Copy out each line of the data holding "have".
____________________
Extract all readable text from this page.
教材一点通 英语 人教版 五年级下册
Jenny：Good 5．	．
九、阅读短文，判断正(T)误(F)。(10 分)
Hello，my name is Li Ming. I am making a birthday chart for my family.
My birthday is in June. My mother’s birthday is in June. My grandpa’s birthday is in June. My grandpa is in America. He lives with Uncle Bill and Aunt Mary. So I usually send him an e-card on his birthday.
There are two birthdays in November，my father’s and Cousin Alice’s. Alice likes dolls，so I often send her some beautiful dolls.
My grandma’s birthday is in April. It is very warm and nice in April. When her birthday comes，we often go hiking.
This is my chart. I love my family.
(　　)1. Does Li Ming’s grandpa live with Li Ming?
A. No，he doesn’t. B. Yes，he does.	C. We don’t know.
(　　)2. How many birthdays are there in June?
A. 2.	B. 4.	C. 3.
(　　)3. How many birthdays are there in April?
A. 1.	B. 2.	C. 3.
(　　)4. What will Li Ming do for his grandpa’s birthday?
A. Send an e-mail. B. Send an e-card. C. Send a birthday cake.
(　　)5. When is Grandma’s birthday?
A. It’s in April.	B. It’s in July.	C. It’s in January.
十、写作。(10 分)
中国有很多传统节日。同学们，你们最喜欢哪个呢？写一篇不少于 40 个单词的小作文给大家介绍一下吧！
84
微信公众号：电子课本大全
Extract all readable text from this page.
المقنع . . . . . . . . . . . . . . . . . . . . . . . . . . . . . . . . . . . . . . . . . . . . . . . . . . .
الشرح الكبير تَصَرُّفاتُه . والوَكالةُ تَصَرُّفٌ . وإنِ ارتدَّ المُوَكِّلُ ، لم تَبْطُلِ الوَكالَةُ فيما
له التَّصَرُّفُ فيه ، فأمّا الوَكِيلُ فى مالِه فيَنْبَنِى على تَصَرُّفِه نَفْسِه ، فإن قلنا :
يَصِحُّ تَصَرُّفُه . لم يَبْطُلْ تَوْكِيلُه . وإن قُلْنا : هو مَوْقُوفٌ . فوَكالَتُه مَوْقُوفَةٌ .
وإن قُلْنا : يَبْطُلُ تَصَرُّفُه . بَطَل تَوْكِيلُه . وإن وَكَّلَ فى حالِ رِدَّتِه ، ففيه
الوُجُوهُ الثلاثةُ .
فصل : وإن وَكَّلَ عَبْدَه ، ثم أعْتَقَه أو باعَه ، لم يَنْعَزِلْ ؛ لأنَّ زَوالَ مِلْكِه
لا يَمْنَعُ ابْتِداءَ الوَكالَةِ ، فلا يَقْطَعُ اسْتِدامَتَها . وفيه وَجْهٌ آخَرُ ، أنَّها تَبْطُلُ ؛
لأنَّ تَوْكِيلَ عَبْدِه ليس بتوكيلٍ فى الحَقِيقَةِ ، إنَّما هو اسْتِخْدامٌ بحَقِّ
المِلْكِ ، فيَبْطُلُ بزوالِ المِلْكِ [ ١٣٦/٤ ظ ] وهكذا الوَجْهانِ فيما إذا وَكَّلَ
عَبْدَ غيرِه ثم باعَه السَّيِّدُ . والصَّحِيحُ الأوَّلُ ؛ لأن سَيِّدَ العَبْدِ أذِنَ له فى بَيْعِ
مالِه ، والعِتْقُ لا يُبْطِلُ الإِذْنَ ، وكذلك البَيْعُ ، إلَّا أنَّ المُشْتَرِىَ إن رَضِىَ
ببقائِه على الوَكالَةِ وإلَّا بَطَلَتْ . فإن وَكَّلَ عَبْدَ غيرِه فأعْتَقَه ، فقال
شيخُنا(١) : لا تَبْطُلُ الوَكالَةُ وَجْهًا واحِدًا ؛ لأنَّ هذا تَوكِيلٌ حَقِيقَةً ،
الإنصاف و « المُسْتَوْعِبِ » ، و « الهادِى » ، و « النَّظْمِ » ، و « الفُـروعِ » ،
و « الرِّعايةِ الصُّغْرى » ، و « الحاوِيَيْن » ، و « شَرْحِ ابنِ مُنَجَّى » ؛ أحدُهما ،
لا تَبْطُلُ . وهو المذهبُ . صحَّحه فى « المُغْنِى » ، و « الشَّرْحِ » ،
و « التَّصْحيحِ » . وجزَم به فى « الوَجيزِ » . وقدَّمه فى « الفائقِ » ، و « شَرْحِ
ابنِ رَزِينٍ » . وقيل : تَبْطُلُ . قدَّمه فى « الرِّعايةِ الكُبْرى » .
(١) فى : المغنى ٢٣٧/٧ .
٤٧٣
____________________
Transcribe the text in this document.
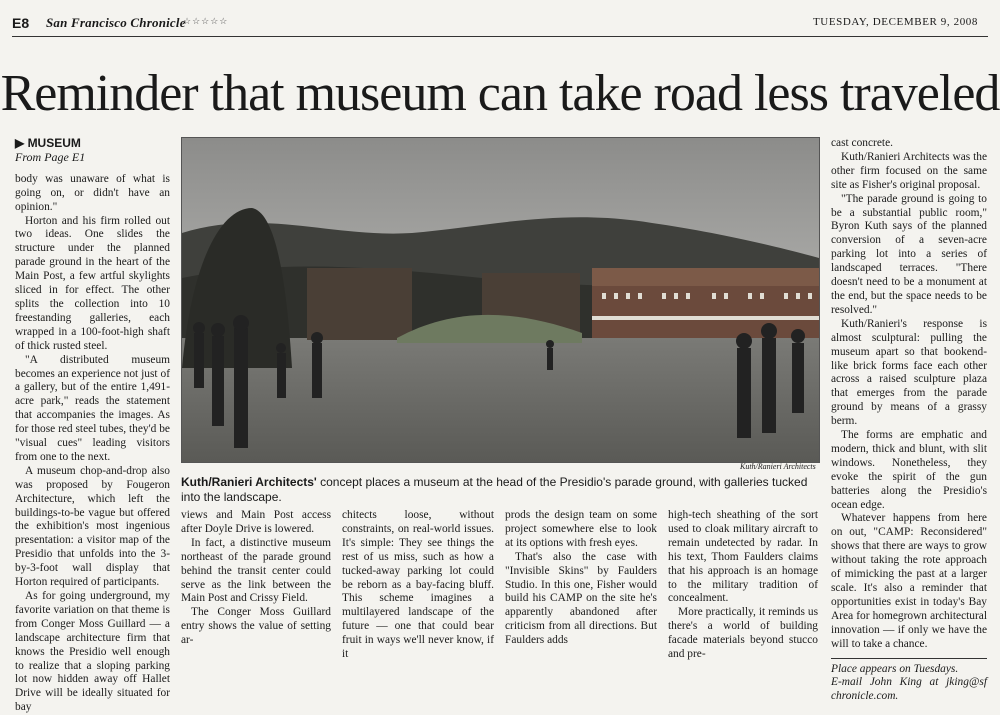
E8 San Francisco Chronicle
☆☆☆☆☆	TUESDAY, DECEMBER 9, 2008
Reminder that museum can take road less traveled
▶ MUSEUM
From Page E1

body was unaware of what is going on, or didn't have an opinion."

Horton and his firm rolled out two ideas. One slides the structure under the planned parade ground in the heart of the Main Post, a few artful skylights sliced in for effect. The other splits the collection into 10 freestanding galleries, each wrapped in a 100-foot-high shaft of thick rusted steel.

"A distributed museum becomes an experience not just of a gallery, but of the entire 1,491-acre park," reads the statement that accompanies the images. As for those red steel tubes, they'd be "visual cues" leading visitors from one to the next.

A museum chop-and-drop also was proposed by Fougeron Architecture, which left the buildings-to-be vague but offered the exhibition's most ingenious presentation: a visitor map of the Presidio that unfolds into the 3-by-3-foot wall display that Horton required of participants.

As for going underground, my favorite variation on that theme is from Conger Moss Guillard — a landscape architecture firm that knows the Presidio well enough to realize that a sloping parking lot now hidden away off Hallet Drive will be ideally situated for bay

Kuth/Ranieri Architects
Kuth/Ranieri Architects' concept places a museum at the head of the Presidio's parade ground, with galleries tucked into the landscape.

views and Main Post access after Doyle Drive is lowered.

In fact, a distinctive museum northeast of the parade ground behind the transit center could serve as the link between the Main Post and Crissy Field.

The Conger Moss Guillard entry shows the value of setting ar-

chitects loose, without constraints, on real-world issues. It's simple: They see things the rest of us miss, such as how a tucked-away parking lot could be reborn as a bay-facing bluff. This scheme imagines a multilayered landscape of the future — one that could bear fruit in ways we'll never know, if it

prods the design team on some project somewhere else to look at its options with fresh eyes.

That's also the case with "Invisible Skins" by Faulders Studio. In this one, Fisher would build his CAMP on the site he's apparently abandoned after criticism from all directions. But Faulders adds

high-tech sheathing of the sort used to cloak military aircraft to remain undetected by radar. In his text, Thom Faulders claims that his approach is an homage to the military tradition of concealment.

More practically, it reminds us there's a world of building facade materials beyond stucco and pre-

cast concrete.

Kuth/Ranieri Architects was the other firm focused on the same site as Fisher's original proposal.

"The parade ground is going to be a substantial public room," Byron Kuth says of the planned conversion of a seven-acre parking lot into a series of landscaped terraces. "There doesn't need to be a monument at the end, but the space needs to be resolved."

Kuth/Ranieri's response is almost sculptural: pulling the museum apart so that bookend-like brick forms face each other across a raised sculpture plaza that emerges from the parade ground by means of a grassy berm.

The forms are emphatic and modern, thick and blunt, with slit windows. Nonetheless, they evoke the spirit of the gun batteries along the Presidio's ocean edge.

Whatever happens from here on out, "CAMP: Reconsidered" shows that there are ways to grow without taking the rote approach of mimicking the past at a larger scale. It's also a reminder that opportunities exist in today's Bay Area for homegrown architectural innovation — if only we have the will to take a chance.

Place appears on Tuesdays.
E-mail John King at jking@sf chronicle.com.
____________________
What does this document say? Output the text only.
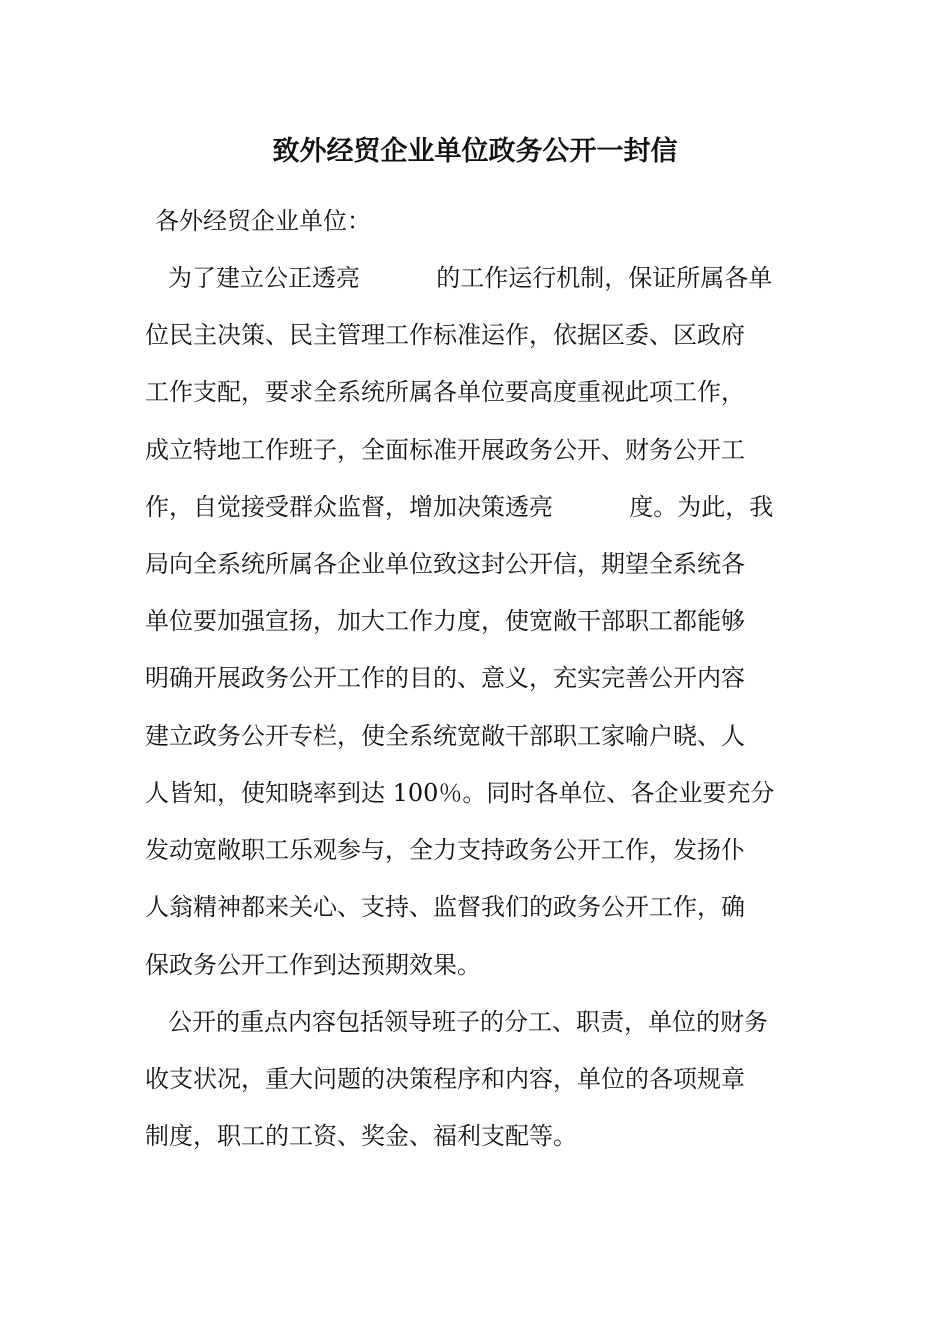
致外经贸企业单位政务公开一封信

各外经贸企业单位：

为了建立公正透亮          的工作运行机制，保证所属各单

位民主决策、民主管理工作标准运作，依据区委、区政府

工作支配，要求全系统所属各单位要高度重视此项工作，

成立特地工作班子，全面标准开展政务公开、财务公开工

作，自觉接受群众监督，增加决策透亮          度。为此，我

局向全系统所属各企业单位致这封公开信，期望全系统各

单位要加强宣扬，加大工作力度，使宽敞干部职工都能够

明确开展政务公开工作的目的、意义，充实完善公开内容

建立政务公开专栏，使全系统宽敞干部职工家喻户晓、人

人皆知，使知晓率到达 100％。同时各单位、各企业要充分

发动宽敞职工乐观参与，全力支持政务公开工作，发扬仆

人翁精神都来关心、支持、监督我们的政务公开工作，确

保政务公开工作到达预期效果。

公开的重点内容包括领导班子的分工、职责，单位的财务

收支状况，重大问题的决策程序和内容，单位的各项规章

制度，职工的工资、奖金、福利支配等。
____________________
- EXERCISE OUTPUT
body was unaware of what is going on, or didn't have an opinion."
Whatever happens from here on out, "CAMP: Reconsidered" shows that there are ways to grow without taking the rote approach of mimicking the past at a larger scale. It's also a reminder that opportunities exist in today's Bay Area for homegrown architectural innovation — if only we have the will to take a chance.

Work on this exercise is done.